Stored records
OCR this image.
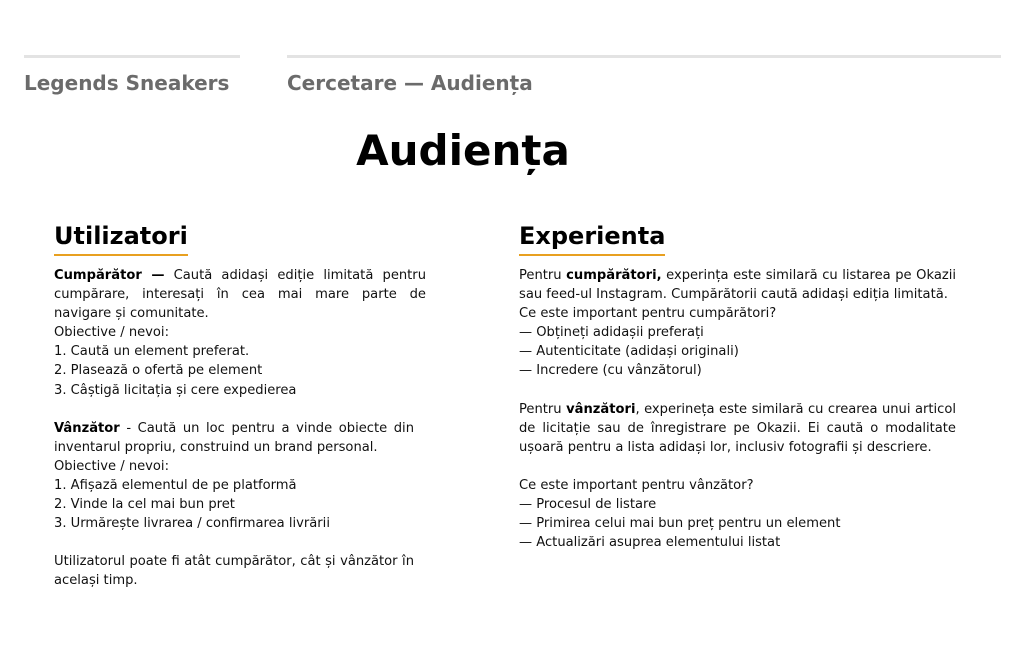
Legends Sneakers	Cercetare — Audiența
Audiența
Utilizatori

Cumpărător — Caută adidași ediție limitată pentru cumpărare, interesați în cea mai mare parte de navigare și comunitate.

Obiective / nevoi:

1. Caută un element preferat.

2. Plasează o ofertă pe element

3. Câștigă licitația și cere expedierea

Vânzător - Caută un loc pentru a vinde obiecte din inventarul propriu, construind un brand personal.

Obiective / nevoi:

1. Afișază elementul de pe platformă

2. Vinde la cel mai bun pret

3. Urmărește livrarea / confirmarea livrării

Utilizatorul poate fi atât cumpărător, cât și vânzător în același timp.

Experienta

Pentru cumpărători, experința este similară cu listarea pe Okazii sau feed-ul Instagram. Cumpărătorii caută adidași ediția limitată.

Ce este important pentru cumpărători?

— Obțineți adidașii preferați

— Autenticitate (adidași originali)

— Incredere (cu vânzătorul)

Pentru vânzători, experineța este similară cu crearea unui articol de licitație sau de înregistrare pe Okazii. Ei caută o modalitate ușoară pentru a lista adidași lor, inclusiv fotografii și descriere.

Ce este important pentru vânzător?

— Procesul de listare

— Primirea celui mai bun preț pentru un element

— Actualizări asuprea elementului listat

→ Stated exercise:
Collect every line with the string "limitată" from the records, and copy each.

→ Finished task:
Cumpărător — Caută adidași ediție limitată pentru cumpărare, interesați în cea mai mare parte de navigare și comunitate.
Pentru cumpărători, experința este similară cu listarea pe Okazii sau feed-ul Instagram. Cumpărătorii caută adidași ediția limitată.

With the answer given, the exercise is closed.